Work required — Return every line below that contains the string "gift", matching case exactly.

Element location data
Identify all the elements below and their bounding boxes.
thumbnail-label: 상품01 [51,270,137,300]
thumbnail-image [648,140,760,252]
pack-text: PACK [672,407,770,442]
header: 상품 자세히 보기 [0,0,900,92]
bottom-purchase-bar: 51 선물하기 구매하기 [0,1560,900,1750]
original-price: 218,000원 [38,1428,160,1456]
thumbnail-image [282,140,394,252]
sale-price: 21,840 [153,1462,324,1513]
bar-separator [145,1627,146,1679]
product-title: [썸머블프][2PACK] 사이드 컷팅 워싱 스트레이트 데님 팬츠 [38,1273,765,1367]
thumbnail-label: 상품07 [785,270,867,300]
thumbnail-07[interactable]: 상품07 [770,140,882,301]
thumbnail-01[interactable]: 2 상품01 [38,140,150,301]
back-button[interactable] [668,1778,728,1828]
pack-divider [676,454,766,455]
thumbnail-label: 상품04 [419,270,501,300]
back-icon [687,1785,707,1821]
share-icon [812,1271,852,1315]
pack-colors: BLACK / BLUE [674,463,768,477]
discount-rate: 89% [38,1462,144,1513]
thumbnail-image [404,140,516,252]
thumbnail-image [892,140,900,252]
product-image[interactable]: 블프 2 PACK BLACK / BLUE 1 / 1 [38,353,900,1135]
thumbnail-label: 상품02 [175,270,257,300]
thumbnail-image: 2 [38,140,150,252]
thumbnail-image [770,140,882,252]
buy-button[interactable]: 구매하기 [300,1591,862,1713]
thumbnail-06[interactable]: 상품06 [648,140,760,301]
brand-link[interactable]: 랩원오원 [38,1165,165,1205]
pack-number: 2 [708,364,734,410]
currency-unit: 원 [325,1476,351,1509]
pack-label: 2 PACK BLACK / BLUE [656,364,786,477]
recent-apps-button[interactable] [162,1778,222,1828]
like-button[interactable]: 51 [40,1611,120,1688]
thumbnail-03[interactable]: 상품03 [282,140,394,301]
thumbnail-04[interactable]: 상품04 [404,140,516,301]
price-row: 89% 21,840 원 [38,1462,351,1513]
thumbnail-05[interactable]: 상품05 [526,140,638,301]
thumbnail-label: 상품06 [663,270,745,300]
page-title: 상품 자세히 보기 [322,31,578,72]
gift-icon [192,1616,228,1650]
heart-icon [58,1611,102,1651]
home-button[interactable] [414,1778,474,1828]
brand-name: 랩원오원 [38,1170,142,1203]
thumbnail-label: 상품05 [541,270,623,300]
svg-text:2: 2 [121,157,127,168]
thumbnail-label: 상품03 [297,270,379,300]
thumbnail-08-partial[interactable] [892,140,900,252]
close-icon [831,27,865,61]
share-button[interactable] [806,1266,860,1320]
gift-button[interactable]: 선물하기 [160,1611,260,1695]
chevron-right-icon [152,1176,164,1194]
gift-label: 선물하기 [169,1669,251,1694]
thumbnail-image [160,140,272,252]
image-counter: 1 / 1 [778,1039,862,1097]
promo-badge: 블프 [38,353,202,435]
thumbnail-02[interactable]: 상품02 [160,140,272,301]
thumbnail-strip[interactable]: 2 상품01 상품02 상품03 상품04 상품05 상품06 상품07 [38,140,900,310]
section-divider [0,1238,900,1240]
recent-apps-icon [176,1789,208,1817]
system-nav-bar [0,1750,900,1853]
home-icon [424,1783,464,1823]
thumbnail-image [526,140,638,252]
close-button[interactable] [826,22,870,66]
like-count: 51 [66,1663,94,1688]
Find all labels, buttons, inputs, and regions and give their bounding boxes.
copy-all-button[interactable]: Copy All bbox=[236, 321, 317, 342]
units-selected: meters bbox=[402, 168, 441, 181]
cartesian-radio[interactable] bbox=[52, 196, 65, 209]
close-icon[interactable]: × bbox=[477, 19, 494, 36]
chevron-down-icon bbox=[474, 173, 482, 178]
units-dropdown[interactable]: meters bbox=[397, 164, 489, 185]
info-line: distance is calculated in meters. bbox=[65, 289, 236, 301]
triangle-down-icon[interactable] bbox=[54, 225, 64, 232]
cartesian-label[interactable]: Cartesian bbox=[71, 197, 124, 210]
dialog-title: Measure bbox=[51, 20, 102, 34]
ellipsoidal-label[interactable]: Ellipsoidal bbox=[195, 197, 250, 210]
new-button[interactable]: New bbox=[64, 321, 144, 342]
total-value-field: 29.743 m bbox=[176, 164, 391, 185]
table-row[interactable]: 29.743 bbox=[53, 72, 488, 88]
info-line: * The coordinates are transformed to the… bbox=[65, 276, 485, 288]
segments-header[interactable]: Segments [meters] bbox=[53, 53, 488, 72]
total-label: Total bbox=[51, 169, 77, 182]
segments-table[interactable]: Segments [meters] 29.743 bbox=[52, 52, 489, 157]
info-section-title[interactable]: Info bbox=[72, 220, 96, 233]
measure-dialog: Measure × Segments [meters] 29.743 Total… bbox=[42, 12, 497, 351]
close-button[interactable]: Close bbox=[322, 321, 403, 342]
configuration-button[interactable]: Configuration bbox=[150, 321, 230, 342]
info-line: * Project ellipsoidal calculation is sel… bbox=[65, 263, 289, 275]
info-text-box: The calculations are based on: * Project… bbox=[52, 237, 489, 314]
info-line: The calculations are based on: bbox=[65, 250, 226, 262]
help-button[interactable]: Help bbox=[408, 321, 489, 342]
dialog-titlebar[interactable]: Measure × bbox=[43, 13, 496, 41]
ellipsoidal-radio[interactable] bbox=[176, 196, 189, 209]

Response to the exercise —
gift-icon [192,1616,228,1650]
gift-button[interactable]: 선물하기 [160,1611,260,1695]
gift-label: 선물하기 [169,1669,251,1694]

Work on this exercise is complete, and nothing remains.